TASKS TO PERFORM:
A – In the earnings call transcript, what is Omar Javaid's role?
B – Continue the earnings call transcript from its last line.

Simple answer is, of course, we do. The -- we are targeting masters where we have -- rather than taking a shotgun approach, it's always smarter to take a more rifled approach, targeting the masters who have and can deliver us greater volume. I mean, so that's precisely what we do to specific leadership representing those significant partners out there. And so as we track our growth in the targeted masters, it is -- we're seeing -- as reflected in the bookings numbers that I reported, we're seeing very substantial improvement within those targeted masters.

Operator

The next question will come from Will Power of Baird.

Will Power -- Baird -- Analyst

Yes, look, continued strong API growth generally, and I think you all called out a record number of new customers. I wondered if you could provide any further color as to the key drivers there. Is there particular geographies that are doing better than others, particular products that are standing out? Maybe any color on what's driving that. I guess within that, I'd be interested any update on the VAPI product in how adoption is looking there.

Alan Masarek -- Chief Executive Officer

Let me -- Omar is on the phone. He is the President of our API Platform. I may ask Omar to take that question.

Omar Javaid -- President, API Platform

Sure, sure. So to your first question, we're actually seeing a lot of interest across our product line. Obviously, we -- the messaging product has been doing well for us from the beginning. But I think particular standouts, so I'll go through some of the products themselves and then the geographies.

DATA SUPPLIED:
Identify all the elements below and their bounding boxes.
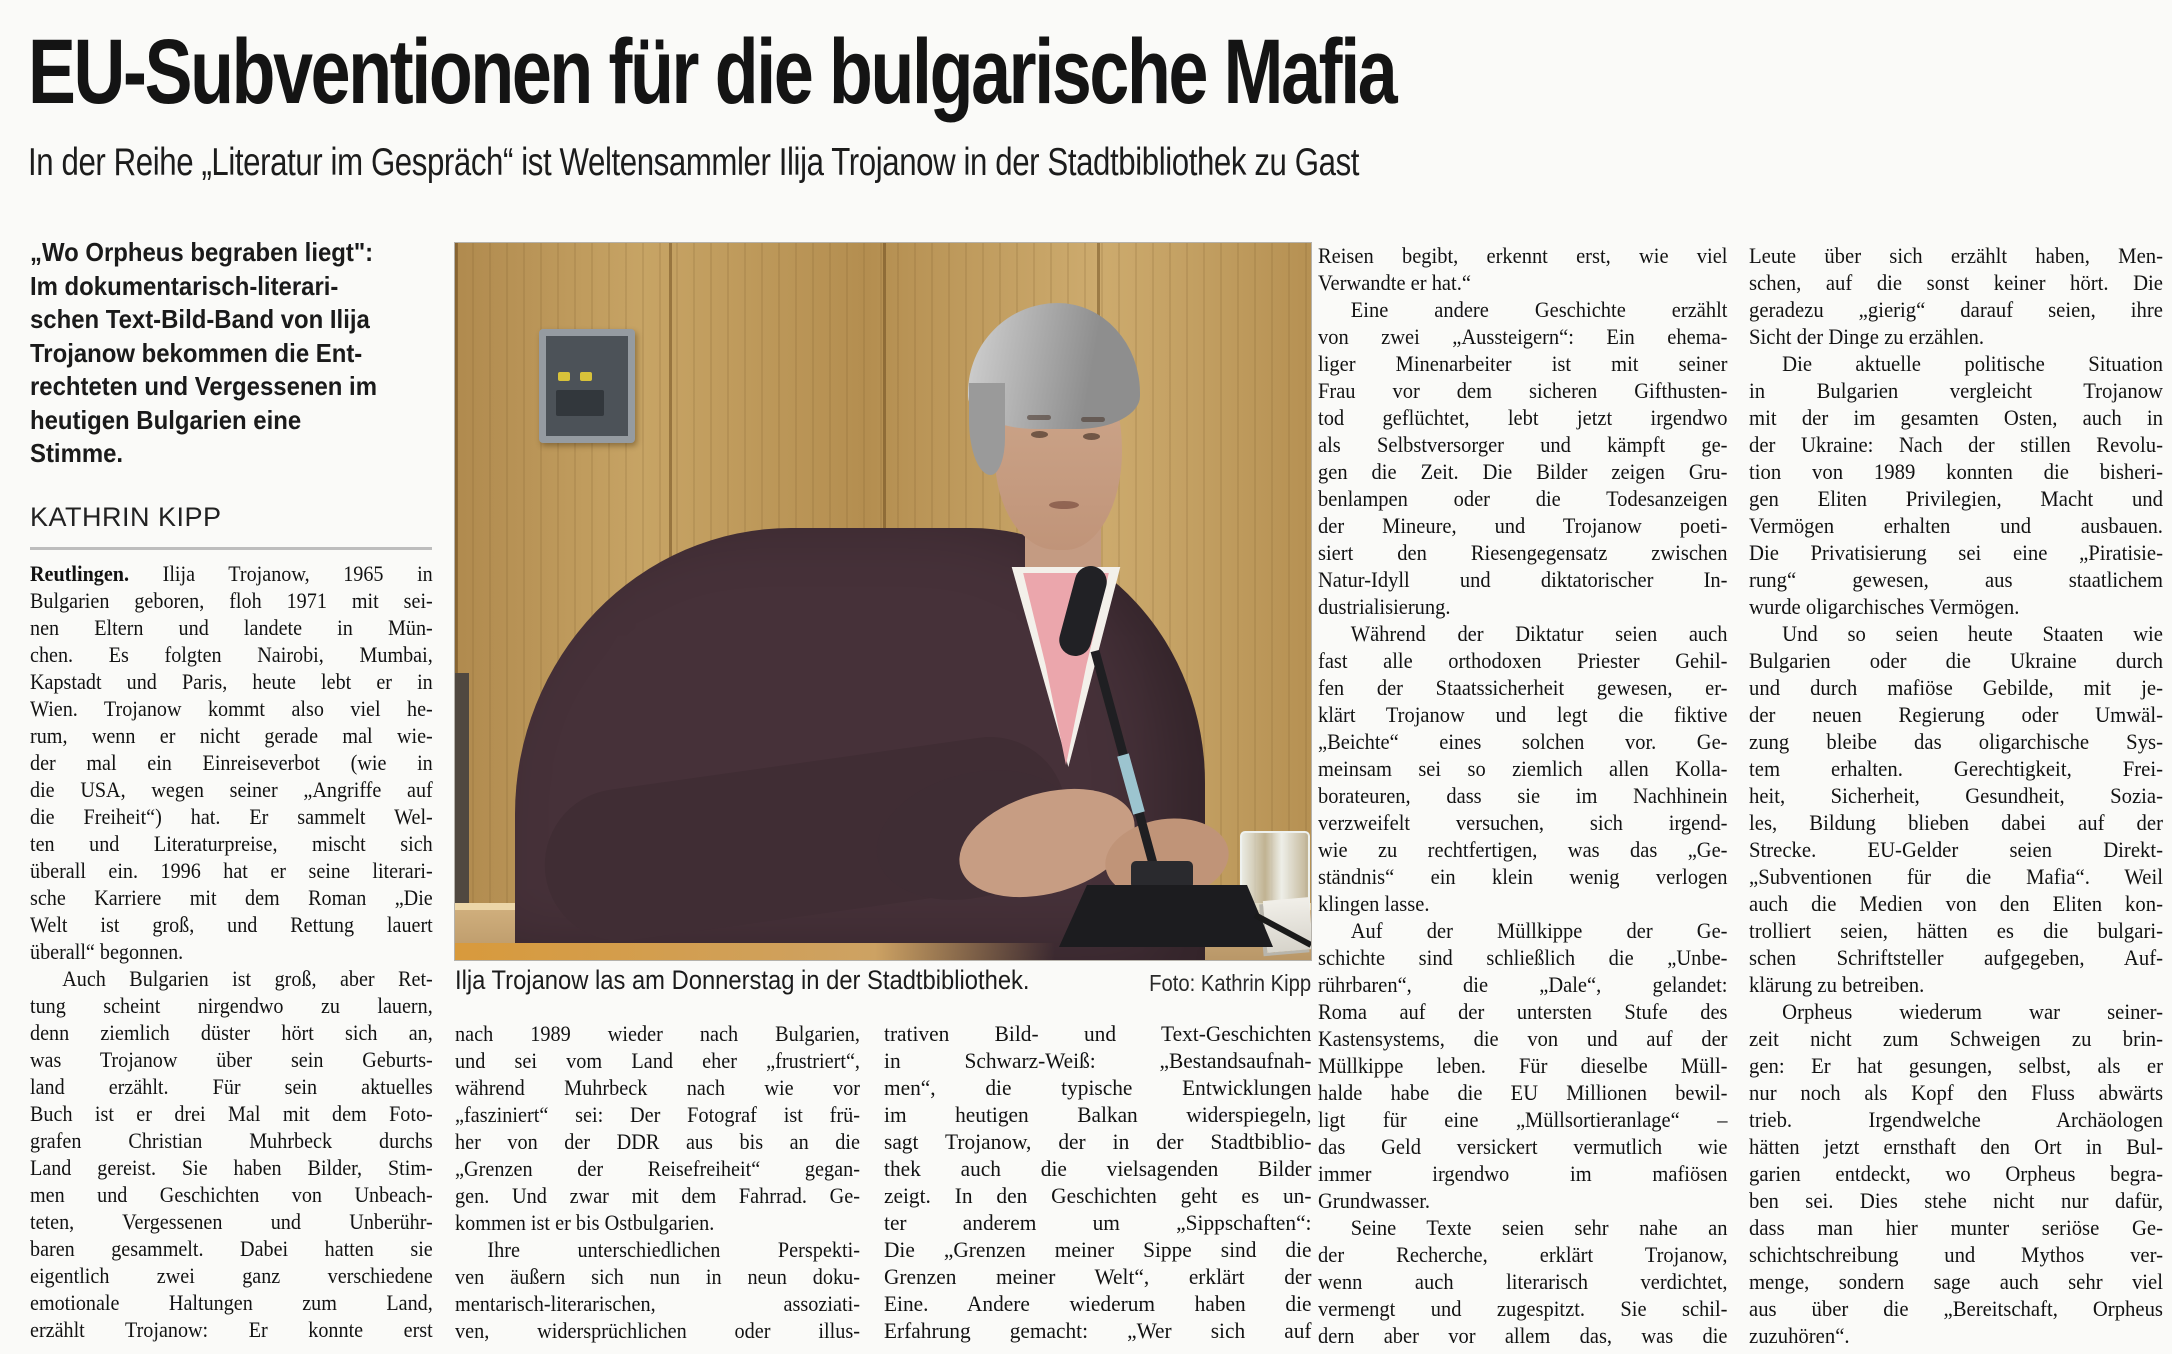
body-text-line: les, Bildung blieben dabei auf der xyxy=(1749,810,2163,835)
caption-row xyxy=(455,964,1311,1006)
body-text-line: erzählt Trojanow: Er konnte erst xyxy=(30,1317,433,1342)
body-text-line: schen Schriftsteller aufgegeben, Auf- xyxy=(1749,945,2163,970)
microphone xyxy=(455,243,1311,960)
body-text-line: sagt Trojanow, der in der Stadtbiblio- xyxy=(884,1129,1312,1154)
body-text-line: gen Eliten Privilegien, Macht und xyxy=(1749,486,2163,511)
body-text-line: zeigt. In den Geschichten geht es un- xyxy=(884,1183,1312,1208)
body-text-line: der Ukraine: Nach der stillen Revolu- xyxy=(1749,432,2163,457)
body-text-line: Während der Diktatur seien auch xyxy=(1350,621,1728,646)
lead-line: Trojanow bekommen die Ent- xyxy=(30,337,363,368)
body-text-line: ten und Literaturpreise, mischt sich xyxy=(30,831,433,856)
body-text-line: „Subventionen für die Mafia“. Weil xyxy=(1749,864,2163,889)
body-text-line: Müllkippe leben. Für dieselbe Müll- xyxy=(1318,1053,1728,1078)
body-text-line: ben sei. Dies stehe nicht nur dafür, xyxy=(1749,1188,2163,1213)
photo-credit: Foto: Kathrin Kipp xyxy=(1148,970,1311,996)
body-text-line: gen die Zeit. Die Bilder zeigen Gru- xyxy=(1318,459,1728,484)
body-text-line: tem erhalten. Gerechtigkeit, Frei- xyxy=(1749,756,2163,781)
body-text-line: men“, die typische Entwicklungen xyxy=(884,1075,1312,1100)
body-text-line: Auch Bulgarien ist groß, aber Ret- xyxy=(62,966,433,991)
body-text-line: ven äußern sich nun in neun doku- xyxy=(455,1264,860,1289)
body-text-line: Strecke. EU-Gelder seien Direkt- xyxy=(1749,837,2163,862)
mic-base xyxy=(1059,885,1273,947)
body-text-line: klärt Trojanow und legt die fiktive xyxy=(1318,702,1728,727)
body-text-line: Roma auf der untersten Stufe des xyxy=(1318,999,1728,1024)
body-text-line: chen. Es folgten Nairobi, Mumbai, xyxy=(30,642,433,667)
body-text-line: ven, widersprüchlichen oder illus- xyxy=(455,1318,860,1343)
body-text-line: gen. Und zwar mit dem Fahrrad. Ge- xyxy=(455,1183,860,1208)
body-text-line: Grundwasser. xyxy=(1318,1188,1431,1213)
body-text-line: geradezu „gierig“ darauf seien, ihre xyxy=(1749,297,2163,322)
body-text-line: und durch mafiöse Gebilde, mit je- xyxy=(1749,675,2163,700)
body-text-line: Die aktuelle politische Situation xyxy=(1782,351,2163,376)
body-text-line: nen Eltern und landete in Mün- xyxy=(30,615,433,640)
body-text-line: ter anderem um „Sippschaften“: xyxy=(884,1210,1312,1235)
body-text-line: Seine Texte seien sehr nahe an xyxy=(1350,1215,1728,1240)
body-text-line: als Selbstversorger und kämpft ge- xyxy=(1318,432,1728,457)
body-text-line: in Bulgarien vergleicht Trojanow xyxy=(1749,378,2163,403)
body-text-line: Die „Grenzen meiner Sippe sind die xyxy=(884,1237,1312,1262)
body-text-line: rum, wenn er nicht gerade mal wie- xyxy=(30,723,433,748)
body-text-line: mit der im gesamten Osten, auch in xyxy=(1749,405,2163,430)
lead-line: heutigen Bulgarien eine xyxy=(30,404,302,435)
body-text-line: trativen Bild- und Text-Geschichten xyxy=(884,1021,1312,1046)
body-text-line: tod geflüchtet, lebt jetzt irgendwo xyxy=(1318,405,1728,430)
body-text-line: vermengt und zugespitzt. Sie schil- xyxy=(1318,1296,1728,1321)
body-text-line: Eine andere Geschichte erzählt xyxy=(1350,297,1728,322)
body-text-line: Und so seien heute Staaten wie xyxy=(1782,621,2163,646)
body-text-line: der Mineure, und Trojanow poeti- xyxy=(1318,513,1728,538)
body-text-line: klärung zu betreiben. xyxy=(1749,972,1925,997)
body-text-line: teten, Vergessenen und Unberühr- xyxy=(30,1209,433,1234)
body-text-line: der Recherche, erklärt Trojanow, xyxy=(1318,1242,1728,1267)
body-text-line: schen, auf die sonst keiner hört. Die xyxy=(1749,270,2163,295)
body-text-line: emotionale Haltungen zum Land, xyxy=(30,1290,433,1315)
body-text-line: borateuren, dass sie im Nachhinein xyxy=(1318,783,1728,808)
body-text-line: „Beichte“ eines solchen vor. Ge- xyxy=(1318,729,1728,754)
body-text-line: grafen Christian Muhrbeck durchs xyxy=(30,1128,433,1153)
body-text-line: fen der Staatssicherheit gewesen, er- xyxy=(1318,675,1728,700)
photo-caption: Ilja Trojanow las am Donnerstag in der Stadtbibliothek. xyxy=(455,965,1030,995)
body-text-line: liger Minenarbeiter ist mit seiner xyxy=(1318,351,1728,376)
lead-line: Stimme. xyxy=(30,438,124,468)
body-text-line: Kapstadt und Paris, heute lebt er in xyxy=(30,669,433,694)
lead-paragraph xyxy=(30,236,431,471)
mic-boom-joint xyxy=(1123,755,1139,813)
body-text-line: verzweifelt versuchen, sich irgend- xyxy=(1318,810,1728,835)
body-text-line: heit, Sicherheit, Gesundheit, Sozia- xyxy=(1749,783,2163,808)
body-column-2 xyxy=(455,1020,860,1344)
body-text-line: von zwei „Aussteigern“: Ein ehema- xyxy=(1318,324,1728,349)
lead-line: schen Text-Bild-Band von Ilija xyxy=(30,304,370,334)
body-text-line: dern aber vor allem das, was die xyxy=(1318,1323,1728,1348)
body-text-line: ligt für eine „Müllsortieranlage“ – xyxy=(1318,1107,1728,1132)
body-column-1 xyxy=(30,560,433,1343)
body-text-line: garien entdeckt, wo Orpheus begra- xyxy=(1749,1161,2163,1186)
body-text-line: Eine. Andere wiederum haben die xyxy=(884,1291,1312,1316)
article-headline: EU-Subventionen für die bulgarische Mafia xyxy=(28,21,1396,123)
body-text-line: Erfahrung gemacht: „Wer sich auf xyxy=(884,1318,1312,1343)
body-text-line: eigentlich zwei ganz verschiedene xyxy=(30,1263,433,1288)
body-text-line: ständnis“ ein klein wenig verlogen xyxy=(1318,864,1728,889)
body-text-line: zeit nicht zum Schweigen zu brin- xyxy=(1749,1026,2163,1051)
body-text-line: zuzuhören“. xyxy=(1749,1323,1850,1348)
body-text-line: Vermögen erhalten und ausbauen. xyxy=(1749,513,2163,538)
body-text-line: Auf der Müllkippe der Ge- xyxy=(1350,918,1728,943)
body-text-line: „fasziniert“ sei: Der Fotograf ist frü- xyxy=(455,1102,860,1127)
mic-head xyxy=(1056,562,1111,659)
body-text-line: Natur-Idyll und diktatorischer In- xyxy=(1318,567,1728,592)
body-text-line: trolliert seien, hätten es die bulgari- xyxy=(1749,918,2163,943)
body-text-line: nach 1989 wieder nach Bulgarien, xyxy=(455,1021,860,1046)
body-text-line: tion von 1989 konnten die bisheri- xyxy=(1749,459,2163,484)
body-text-line: trieb. Irgendwelche Archäologen xyxy=(1749,1107,2163,1132)
body-text-line: hätten jetzt ernsthaft den Ort in Bul- xyxy=(1749,1134,2163,1159)
body-text-line: thek auch die vielsagenden Bilder xyxy=(884,1156,1312,1181)
body-text-line: aus über die „Bereitschaft, Orpheus xyxy=(1749,1296,2163,1321)
body-text-line: men und Geschichten von Unbeach- xyxy=(30,1182,433,1207)
body-text-line: zung bleibe das oligarchische Sys- xyxy=(1749,729,2163,754)
body-text-line: Ihre unterschiedlichen Perspekti- xyxy=(487,1237,860,1262)
body-column-5 xyxy=(1749,242,2163,1349)
article-photo-ilija-trojanow xyxy=(455,243,1311,960)
body-text-line: tung scheint nirgendwo zu lauern, xyxy=(30,993,433,1018)
body-text-line: Land gereist. Sie haben Bilder, Stim- xyxy=(30,1155,433,1180)
body-text-line: Welt ist groß, und Rettung lauert xyxy=(30,912,433,937)
body-text-line: „Grenzen der Reisefreiheit“ gegan- xyxy=(455,1156,860,1181)
body-text-line: auch die Medien von den Eliten kon- xyxy=(1749,891,2163,916)
body-text-line: fast alle orthodoxen Priester Gehil- xyxy=(1318,648,1728,673)
body-text-line: rührbaren“, die „Dale“, gelandet: xyxy=(1318,972,1728,997)
body-text-line: menge, sondern sage auch sehr viel xyxy=(1749,1269,2163,1294)
body-text-line: Die Privatisierung sei eine „Piratisie- xyxy=(1749,540,2163,565)
body-text-line: klingen lasse. xyxy=(1318,891,1430,916)
body-text-line: der mal ein Einreiseverbot (wie in xyxy=(30,750,433,775)
body-text-line: das Geld versickert vermutlich wie xyxy=(1318,1134,1728,1159)
body-text-line: halde habe die EU Millionen bewil- xyxy=(1318,1080,1728,1105)
lead-line: rechteten und Vergessenen im xyxy=(30,371,377,401)
lead-line: Im dokumentarisch-literari- xyxy=(30,270,339,301)
body-column-3 xyxy=(884,1020,1312,1344)
body-text-line: überall“ begonnen. xyxy=(30,939,184,964)
body-text-line: im heutigen Balkan widerspiegeln, xyxy=(884,1102,1312,1127)
mic-mount xyxy=(1131,861,1193,889)
body-text-line: in Schwarz-Weiß: „Bestandsaufnah- xyxy=(884,1048,1312,1073)
body-text-line: wurde oligarchisches Vermögen. xyxy=(1749,594,2020,619)
body-text-line: her von der DDR aus bis an die xyxy=(455,1129,860,1154)
body-text-line: schichte sind schließlich die „Unbe- xyxy=(1318,945,1728,970)
body-text-line: Grenzen meiner Welt“, erklärt der xyxy=(884,1264,1312,1289)
body-text-line: mentarisch-literarischen, assoziati- xyxy=(455,1291,860,1316)
body-text-line: Sicht der Dinge zu erzählen. xyxy=(1749,324,1985,349)
body-text-line: wenn auch literarisch verdichtet, xyxy=(1318,1269,1728,1294)
body-text-line: benlampen oder die Todesanzeigen xyxy=(1318,486,1728,511)
body-text-line: Buch ist er drei Mal mit dem Foto- xyxy=(30,1101,433,1126)
lead-line: „Wo Orpheus begraben liegt": xyxy=(30,237,374,267)
body-text-line: Leute über sich erzählt haben, Men- xyxy=(1749,243,2163,268)
body-text-line: immer irgendwo im mafiösen xyxy=(1318,1161,1728,1186)
body-text-line: dass man hier munter seriöse Ge- xyxy=(1749,1215,2163,1240)
table-front-edge xyxy=(455,943,1055,960)
body-text-line: denn ziemlich düster hört sich an, xyxy=(30,1020,433,1045)
body-text-line: gen: Er hat gesungen, selbst, als er xyxy=(1749,1053,2163,1078)
body-text-line: und sei vom Land eher „frustriert“, xyxy=(455,1048,860,1073)
body-text-line: siert den Riesengegensatz zwischen xyxy=(1318,540,1728,565)
body-text-line: während Muhrbeck nach wie vor xyxy=(455,1075,860,1100)
body-column-4 xyxy=(1318,242,1728,1349)
body-text-line: die USA, wegen seiner „Angriffe auf xyxy=(30,777,433,802)
body-text-line: Verwandte er hat.“ xyxy=(1318,270,1471,295)
body-text-line: Reutlingen. Ilija Trojanow, 1965 in xyxy=(30,561,433,586)
byline: KATHRIN KIPP xyxy=(30,502,432,550)
article-subheadline: In der Reihe „Literatur im Gespräch“ ist Weltensammler Ilija Trojanow in der Stadtbibliothek zu Gast xyxy=(28,141,1360,184)
body-text-line: rung“ gewesen, aus staatlichem xyxy=(1749,567,2163,592)
body-text-line: nur noch als Kopf den Fluss abwärts xyxy=(1749,1080,2163,1105)
body-text-line: Orpheus wiederum war seiner- xyxy=(1782,999,2163,1024)
body-text-line: der neuen Regierung oder Umwäl- xyxy=(1749,702,2163,727)
body-text-line: Bulgarien oder die Ukraine durch xyxy=(1749,648,2163,673)
body-text-line: was Trojanow über sein Geburts- xyxy=(30,1047,433,1072)
body-text-line: meinsam sei so ziemlich allen Kolla- xyxy=(1318,756,1728,781)
body-text-line: land erzählt. Für sein aktuelles xyxy=(30,1074,433,1099)
body-text-line: überall ein. 1996 hat er seine literari- xyxy=(30,858,433,883)
body-text-line: Frau vor dem sicheren Gifthusten- xyxy=(1318,378,1728,403)
body-text-line: dustrialisierung. xyxy=(1318,594,1451,619)
body-text-line: wie zu rechtfertigen, was das „Ge- xyxy=(1318,837,1728,862)
body-text-line: Kastensystems, die von und auf der xyxy=(1318,1026,1728,1051)
body-text-line: Wien. Trojanow kommt also viel he- xyxy=(30,696,433,721)
body-text-line: kommen ist er bis Ostbulgarien. xyxy=(455,1210,715,1235)
body-text-line: sche Karriere mit dem Roman „Die xyxy=(30,885,433,910)
body-text-line: baren gesammelt. Dabei hatten sie xyxy=(30,1236,433,1261)
body-text-line: die Freiheit“) hat. Er sammelt Wel- xyxy=(30,804,433,829)
body-text-line: Bulgarien geboren, floh 1971 mit sei- xyxy=(30,588,433,613)
body-text-line: schichtschreibung und Mythos ver- xyxy=(1749,1242,2163,1267)
body-text-line: Reisen begibt, erkennt erst, wie viel xyxy=(1318,243,1728,268)
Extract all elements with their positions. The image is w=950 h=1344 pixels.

ANSWERS PROVIDED:
A – President, API Platform

B –
As you may recall, we acquired TokBox for video APIs late last year. That's been just a phenomenal product for us. So we've seen good -- a lot of interest and growth both in terms of selling that to our existing base of customers and new customer wins around video. We've seen that with our updated messaging API as well.

And I would say particular standout for us from a geographic perspective, we had some really great wins in both Asia Pacific and in EMEA. And then we've seen some really encouraging traction as well in North America. I'm sorry, what was the second question?

Will Power -- Baird -- Analyst

Well, yes, just trying to -- on the VAPI product, just trying to get a feel for what the trend lines looked like there, particularly in North America, which just seems like an upside opportunity for some time.

Omar Javaid -- President, API Platform

Yes. It is. Exactly. I think that's the best way to put it.

It's an upside opportunity. We've seen some really good traction there. I think the way to look at that particular product and how it's adopted is a lot of the prospective customers and, let's say, the volume use cases are going to be in contact center-like use cases, so customer care, inside sales, just two examples. So we have been pushing that and have seen some good success in North America.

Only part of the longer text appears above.